**Exercise brief**
Every line that contains the word "smoothed" should be copied.

**Input**
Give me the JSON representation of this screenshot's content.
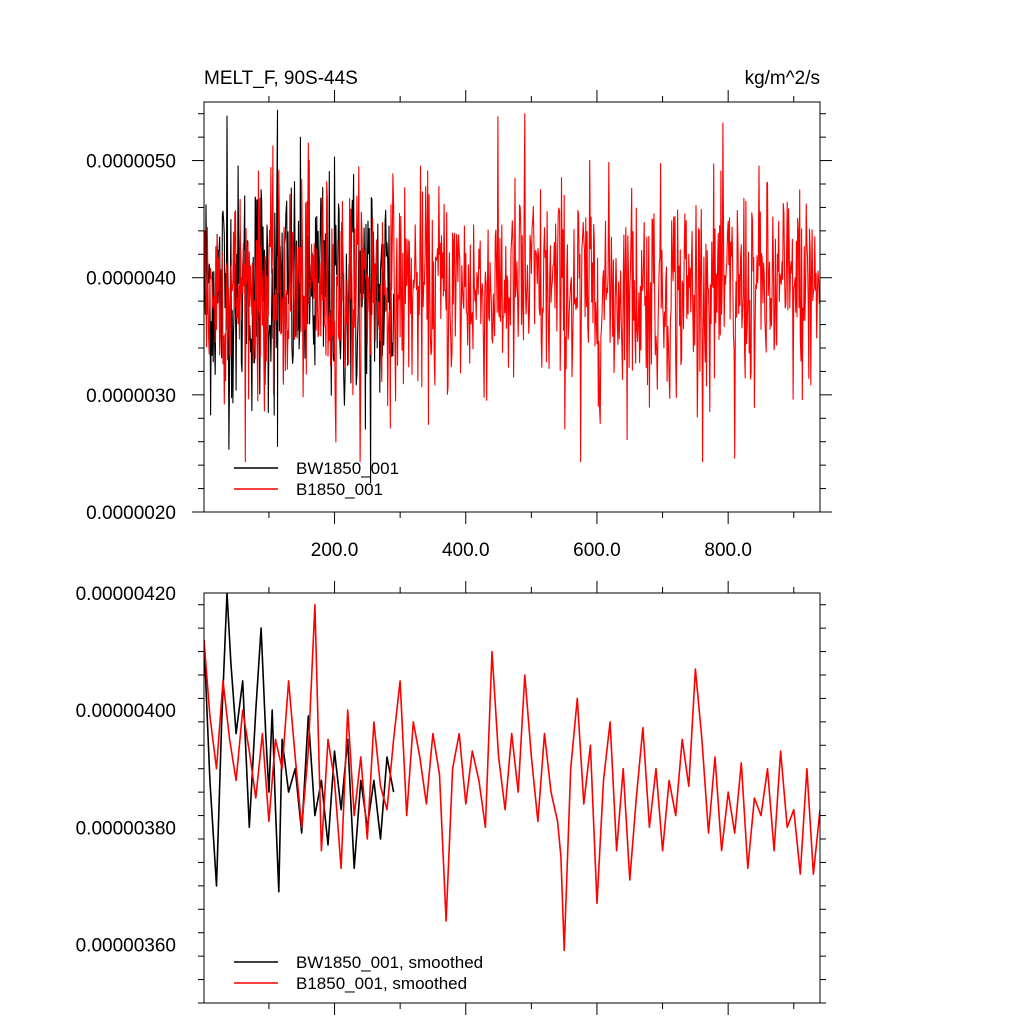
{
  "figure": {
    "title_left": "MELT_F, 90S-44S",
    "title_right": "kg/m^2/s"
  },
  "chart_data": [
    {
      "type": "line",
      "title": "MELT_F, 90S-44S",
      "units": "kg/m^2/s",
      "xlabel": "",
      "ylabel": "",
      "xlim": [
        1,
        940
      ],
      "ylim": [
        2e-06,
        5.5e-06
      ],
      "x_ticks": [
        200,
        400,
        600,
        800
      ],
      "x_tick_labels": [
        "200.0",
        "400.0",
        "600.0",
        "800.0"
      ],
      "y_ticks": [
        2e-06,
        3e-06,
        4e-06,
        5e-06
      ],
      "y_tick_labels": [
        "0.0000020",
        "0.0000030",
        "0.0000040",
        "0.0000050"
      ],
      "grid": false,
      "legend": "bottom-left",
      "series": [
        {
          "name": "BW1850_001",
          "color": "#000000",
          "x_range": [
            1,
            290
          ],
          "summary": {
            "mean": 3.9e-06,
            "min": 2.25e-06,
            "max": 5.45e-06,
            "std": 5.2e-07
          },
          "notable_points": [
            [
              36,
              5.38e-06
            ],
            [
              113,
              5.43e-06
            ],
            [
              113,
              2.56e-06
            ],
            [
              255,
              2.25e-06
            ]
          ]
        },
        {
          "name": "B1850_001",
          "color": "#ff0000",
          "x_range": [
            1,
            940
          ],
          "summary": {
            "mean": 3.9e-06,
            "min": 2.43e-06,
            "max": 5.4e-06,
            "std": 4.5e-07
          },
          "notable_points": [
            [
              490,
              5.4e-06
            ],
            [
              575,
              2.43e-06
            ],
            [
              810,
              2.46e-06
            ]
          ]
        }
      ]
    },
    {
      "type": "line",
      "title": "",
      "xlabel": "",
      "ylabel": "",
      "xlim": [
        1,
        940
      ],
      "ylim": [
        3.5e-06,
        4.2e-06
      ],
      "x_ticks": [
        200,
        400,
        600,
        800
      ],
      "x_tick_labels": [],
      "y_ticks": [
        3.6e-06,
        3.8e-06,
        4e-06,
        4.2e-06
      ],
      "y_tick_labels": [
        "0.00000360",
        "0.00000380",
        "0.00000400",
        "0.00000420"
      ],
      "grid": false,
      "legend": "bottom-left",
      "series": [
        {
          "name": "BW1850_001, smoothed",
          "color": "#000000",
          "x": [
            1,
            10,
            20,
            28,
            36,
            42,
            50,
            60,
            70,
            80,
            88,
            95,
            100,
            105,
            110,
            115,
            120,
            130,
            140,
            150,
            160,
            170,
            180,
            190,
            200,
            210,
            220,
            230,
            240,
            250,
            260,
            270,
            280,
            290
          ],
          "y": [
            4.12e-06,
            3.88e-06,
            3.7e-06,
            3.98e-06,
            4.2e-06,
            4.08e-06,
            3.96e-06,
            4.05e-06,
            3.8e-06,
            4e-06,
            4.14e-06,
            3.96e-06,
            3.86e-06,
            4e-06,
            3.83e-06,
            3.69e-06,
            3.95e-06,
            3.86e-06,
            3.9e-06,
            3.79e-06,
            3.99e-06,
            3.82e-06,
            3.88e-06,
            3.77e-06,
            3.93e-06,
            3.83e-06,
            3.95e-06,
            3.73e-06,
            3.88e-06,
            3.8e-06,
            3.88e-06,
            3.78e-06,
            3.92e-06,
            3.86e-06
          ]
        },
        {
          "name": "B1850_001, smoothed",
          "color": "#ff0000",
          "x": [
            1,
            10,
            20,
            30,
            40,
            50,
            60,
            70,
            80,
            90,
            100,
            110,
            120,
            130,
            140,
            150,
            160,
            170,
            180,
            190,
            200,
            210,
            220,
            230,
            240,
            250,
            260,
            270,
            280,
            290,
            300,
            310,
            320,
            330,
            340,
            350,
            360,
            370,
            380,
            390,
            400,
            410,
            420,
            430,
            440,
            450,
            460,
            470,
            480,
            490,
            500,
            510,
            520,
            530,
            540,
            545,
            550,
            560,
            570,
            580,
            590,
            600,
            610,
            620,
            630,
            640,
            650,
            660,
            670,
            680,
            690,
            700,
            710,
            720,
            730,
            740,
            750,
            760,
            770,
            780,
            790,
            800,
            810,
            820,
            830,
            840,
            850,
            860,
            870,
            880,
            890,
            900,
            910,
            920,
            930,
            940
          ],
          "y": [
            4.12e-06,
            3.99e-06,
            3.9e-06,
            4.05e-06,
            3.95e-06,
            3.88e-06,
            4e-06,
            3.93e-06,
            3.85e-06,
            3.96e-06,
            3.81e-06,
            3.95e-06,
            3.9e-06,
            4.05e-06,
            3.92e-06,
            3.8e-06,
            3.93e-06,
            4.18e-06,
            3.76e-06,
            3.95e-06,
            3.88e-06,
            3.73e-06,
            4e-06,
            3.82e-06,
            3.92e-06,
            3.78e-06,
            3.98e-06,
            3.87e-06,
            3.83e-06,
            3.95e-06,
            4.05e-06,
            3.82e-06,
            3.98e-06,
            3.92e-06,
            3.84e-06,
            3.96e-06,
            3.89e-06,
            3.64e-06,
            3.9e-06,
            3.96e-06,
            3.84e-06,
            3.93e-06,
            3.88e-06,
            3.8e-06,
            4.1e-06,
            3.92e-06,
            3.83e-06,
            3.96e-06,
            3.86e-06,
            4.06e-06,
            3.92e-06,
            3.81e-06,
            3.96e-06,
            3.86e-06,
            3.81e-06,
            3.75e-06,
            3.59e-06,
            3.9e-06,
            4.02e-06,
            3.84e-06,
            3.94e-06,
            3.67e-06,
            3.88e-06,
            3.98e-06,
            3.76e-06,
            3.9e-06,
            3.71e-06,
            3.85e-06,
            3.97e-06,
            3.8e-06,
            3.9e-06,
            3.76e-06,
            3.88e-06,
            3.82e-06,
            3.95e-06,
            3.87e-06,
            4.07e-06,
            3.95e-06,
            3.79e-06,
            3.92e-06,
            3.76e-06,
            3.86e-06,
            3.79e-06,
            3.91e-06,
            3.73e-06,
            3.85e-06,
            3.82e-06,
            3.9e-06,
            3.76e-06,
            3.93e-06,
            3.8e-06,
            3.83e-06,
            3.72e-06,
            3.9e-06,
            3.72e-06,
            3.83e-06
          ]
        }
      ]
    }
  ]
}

* * *

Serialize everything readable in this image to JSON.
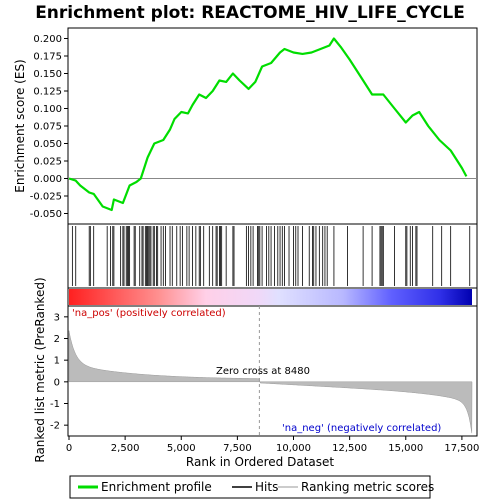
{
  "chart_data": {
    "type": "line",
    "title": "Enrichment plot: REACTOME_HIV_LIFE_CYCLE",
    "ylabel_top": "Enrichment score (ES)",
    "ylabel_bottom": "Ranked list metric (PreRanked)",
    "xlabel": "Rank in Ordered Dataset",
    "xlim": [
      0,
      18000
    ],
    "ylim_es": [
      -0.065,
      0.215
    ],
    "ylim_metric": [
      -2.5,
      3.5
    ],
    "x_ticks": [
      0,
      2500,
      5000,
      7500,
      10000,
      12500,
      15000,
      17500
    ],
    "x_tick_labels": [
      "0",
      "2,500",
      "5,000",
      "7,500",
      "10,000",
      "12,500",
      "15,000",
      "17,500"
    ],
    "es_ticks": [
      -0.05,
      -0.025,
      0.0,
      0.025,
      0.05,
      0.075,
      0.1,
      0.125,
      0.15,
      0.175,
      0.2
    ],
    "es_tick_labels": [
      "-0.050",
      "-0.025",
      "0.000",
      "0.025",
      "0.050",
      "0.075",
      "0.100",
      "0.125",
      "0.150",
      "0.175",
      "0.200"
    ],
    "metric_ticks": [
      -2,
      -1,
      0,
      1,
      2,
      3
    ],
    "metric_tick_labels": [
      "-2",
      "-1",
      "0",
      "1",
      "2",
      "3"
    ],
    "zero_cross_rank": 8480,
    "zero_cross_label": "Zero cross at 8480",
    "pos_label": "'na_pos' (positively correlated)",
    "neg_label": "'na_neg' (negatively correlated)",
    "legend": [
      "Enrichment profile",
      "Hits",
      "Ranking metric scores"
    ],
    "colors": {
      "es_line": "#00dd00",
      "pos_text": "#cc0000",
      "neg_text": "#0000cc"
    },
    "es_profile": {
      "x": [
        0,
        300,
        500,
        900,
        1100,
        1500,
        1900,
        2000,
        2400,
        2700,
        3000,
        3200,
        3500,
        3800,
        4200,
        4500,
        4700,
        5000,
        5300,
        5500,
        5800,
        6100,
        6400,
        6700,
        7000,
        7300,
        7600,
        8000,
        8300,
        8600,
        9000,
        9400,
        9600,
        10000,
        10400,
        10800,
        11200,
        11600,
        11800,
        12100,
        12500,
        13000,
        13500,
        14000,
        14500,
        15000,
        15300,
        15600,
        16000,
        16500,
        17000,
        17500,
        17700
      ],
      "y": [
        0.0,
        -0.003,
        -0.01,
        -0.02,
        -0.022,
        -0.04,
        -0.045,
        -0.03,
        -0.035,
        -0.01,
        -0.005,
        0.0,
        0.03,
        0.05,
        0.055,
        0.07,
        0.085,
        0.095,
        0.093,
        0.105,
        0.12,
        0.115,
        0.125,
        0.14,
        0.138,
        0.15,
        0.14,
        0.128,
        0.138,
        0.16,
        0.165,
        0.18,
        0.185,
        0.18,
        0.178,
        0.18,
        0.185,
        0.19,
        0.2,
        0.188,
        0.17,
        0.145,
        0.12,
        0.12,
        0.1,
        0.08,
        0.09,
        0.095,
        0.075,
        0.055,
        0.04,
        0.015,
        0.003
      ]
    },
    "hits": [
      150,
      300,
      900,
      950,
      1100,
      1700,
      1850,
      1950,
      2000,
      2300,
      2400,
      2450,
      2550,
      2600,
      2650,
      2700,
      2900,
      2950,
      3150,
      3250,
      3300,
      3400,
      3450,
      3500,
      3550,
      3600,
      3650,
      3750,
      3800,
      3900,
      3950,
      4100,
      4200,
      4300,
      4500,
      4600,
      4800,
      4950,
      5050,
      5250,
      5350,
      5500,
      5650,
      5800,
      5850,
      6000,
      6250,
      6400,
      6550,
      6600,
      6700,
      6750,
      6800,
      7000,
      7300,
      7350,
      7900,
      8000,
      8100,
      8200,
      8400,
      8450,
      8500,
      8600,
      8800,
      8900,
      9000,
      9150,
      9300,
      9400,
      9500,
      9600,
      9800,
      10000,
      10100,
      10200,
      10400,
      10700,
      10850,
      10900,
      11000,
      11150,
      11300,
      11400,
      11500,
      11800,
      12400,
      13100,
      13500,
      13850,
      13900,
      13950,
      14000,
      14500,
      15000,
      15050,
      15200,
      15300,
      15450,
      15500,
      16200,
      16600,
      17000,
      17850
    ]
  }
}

**Result**
          "name": "BW1850_001, smoothed",
          "name": "B1850_001, smoothed",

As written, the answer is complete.